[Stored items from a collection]
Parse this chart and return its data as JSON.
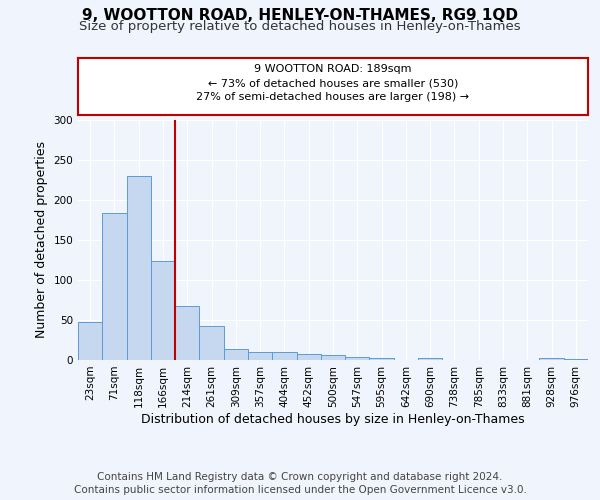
{
  "title1": "9, WOOTTON ROAD, HENLEY-ON-THAMES, RG9 1QD",
  "title2": "Size of property relative to detached houses in Henley-on-Thames",
  "xlabel": "Distribution of detached houses by size in Henley-on-Thames",
  "ylabel": "Number of detached properties",
  "categories": [
    "23sqm",
    "71sqm",
    "118sqm",
    "166sqm",
    "214sqm",
    "261sqm",
    "309sqm",
    "357sqm",
    "404sqm",
    "452sqm",
    "500sqm",
    "547sqm",
    "595sqm",
    "642sqm",
    "690sqm",
    "738sqm",
    "785sqm",
    "833sqm",
    "881sqm",
    "928sqm",
    "976sqm"
  ],
  "values": [
    47,
    184,
    230,
    124,
    68,
    42,
    14,
    10,
    10,
    8,
    6,
    4,
    2,
    0,
    3,
    0,
    0,
    0,
    0,
    2,
    1
  ],
  "bar_color": "#c5d8f0",
  "bar_edge_color": "#5b9bd5",
  "vline_x": 3.5,
  "vline_color": "#c00000",
  "annotation_text": "9 WOOTTON ROAD: 189sqm\n← 73% of detached houses are smaller (530)\n27% of semi-detached houses are larger (198) →",
  "annotation_box_color": "#ffffff",
  "annotation_box_edge": "#c00000",
  "ylim": [
    0,
    300
  ],
  "yticks": [
    0,
    50,
    100,
    150,
    200,
    250,
    300
  ],
  "footer1": "Contains HM Land Registry data © Crown copyright and database right 2024.",
  "footer2": "Contains public sector information licensed under the Open Government Licence v3.0.",
  "bg_color": "#f0f4fc",
  "plot_bg_color": "#f0f4fc",
  "title1_fontsize": 11,
  "title2_fontsize": 9.5,
  "xlabel_fontsize": 9,
  "ylabel_fontsize": 9,
  "tick_fontsize": 7.5,
  "footer_fontsize": 7.5
}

▸ Directions
Reproduce all the records verbatim, excluding images.

▸ Final result
Parse this chart and return its data as JSON.
{
  "title1": "9, WOOTTON ROAD, HENLEY-ON-THAMES, RG9 1QD",
  "title2": "Size of property relative to detached houses in Henley-on-Thames",
  "xlabel": "Distribution of detached houses by size in Henley-on-Thames",
  "ylabel": "Number of detached properties",
  "categories": [
    "23sqm",
    "71sqm",
    "118sqm",
    "166sqm",
    "214sqm",
    "261sqm",
    "309sqm",
    "357sqm",
    "404sqm",
    "452sqm",
    "500sqm",
    "547sqm",
    "595sqm",
    "642sqm",
    "690sqm",
    "738sqm",
    "785sqm",
    "833sqm",
    "881sqm",
    "928sqm",
    "976sqm"
  ],
  "values": [
    47,
    184,
    230,
    124,
    68,
    42,
    14,
    10,
    10,
    8,
    6,
    4,
    2,
    0,
    3,
    0,
    0,
    0,
    0,
    2,
    1
  ],
  "bar_color": "#c5d8f0",
  "bar_edge_color": "#5b9bd5",
  "vline_x": 3.5,
  "vline_color": "#c00000",
  "annotation_text": "9 WOOTTON ROAD: 189sqm\n← 73% of detached houses are smaller (530)\n27% of semi-detached houses are larger (198) →",
  "annotation_box_color": "#ffffff",
  "annotation_box_edge": "#c00000",
  "ylim": [
    0,
    300
  ],
  "yticks": [
    0,
    50,
    100,
    150,
    200,
    250,
    300
  ],
  "footer1": "Contains HM Land Registry data © Crown copyright and database right 2024.",
  "footer2": "Contains public sector information licensed under the Open Government Licence v3.0.",
  "bg_color": "#f0f4fc",
  "plot_bg_color": "#f0f4fc",
  "title1_fontsize": 11,
  "title2_fontsize": 9.5,
  "xlabel_fontsize": 9,
  "ylabel_fontsize": 9,
  "tick_fontsize": 7.5,
  "footer_fontsize": 7.5
}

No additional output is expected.